**What to produce:**
Search the material below for the string "muscle" and list each line that holds it.

**Record set:**
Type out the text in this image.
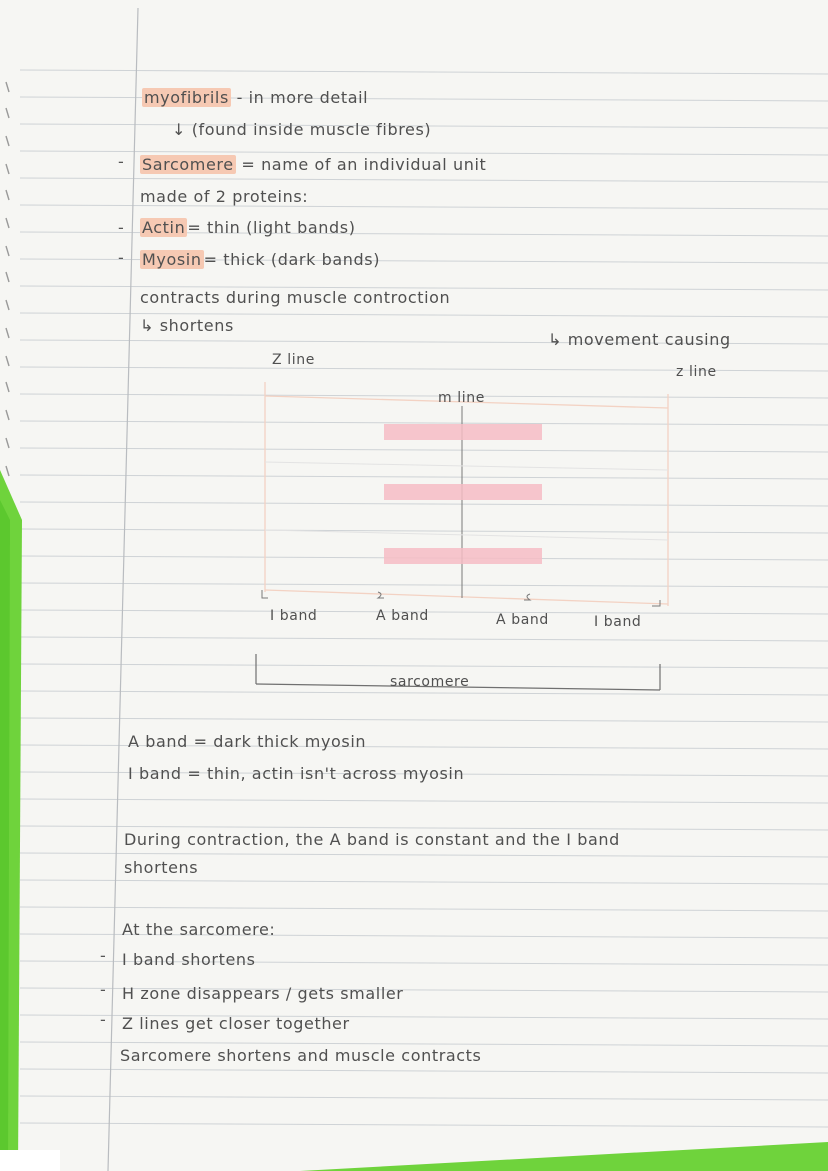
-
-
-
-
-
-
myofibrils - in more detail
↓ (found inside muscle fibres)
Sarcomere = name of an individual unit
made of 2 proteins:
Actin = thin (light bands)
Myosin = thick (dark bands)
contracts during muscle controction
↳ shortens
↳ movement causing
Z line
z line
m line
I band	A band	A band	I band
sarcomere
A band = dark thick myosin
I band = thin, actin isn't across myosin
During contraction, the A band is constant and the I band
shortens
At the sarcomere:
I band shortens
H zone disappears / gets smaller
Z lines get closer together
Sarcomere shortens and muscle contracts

---

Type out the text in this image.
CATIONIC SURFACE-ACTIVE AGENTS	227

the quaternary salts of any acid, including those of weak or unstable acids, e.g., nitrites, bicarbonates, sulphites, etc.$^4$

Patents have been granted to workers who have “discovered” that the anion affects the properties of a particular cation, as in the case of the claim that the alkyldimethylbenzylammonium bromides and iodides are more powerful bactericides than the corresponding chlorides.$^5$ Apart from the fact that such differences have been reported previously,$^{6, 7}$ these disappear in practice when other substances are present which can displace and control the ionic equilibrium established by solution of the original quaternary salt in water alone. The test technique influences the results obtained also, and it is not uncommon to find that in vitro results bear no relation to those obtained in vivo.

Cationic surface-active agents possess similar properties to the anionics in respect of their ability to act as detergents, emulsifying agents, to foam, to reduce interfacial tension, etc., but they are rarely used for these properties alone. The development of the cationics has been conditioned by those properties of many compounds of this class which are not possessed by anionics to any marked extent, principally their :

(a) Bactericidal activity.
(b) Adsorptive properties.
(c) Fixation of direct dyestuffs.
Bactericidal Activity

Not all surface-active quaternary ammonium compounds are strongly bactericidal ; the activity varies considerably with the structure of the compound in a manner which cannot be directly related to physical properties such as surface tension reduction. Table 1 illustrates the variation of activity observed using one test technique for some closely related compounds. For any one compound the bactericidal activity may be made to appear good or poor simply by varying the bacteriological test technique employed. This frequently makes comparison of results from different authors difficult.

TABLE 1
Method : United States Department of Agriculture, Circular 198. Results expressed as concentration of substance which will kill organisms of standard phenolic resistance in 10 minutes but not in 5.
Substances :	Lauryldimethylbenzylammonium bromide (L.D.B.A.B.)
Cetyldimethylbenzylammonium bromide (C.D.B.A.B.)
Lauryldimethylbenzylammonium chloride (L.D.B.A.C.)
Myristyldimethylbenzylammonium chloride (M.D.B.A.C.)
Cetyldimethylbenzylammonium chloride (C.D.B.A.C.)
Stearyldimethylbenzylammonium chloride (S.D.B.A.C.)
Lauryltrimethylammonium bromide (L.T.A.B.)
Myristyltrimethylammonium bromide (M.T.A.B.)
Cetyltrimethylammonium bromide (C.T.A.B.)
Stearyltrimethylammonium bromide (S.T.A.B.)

**Reply:**
↓ (found inside muscle fibres)
contracts during muscle controction
Sarcomere shortens and muscle contracts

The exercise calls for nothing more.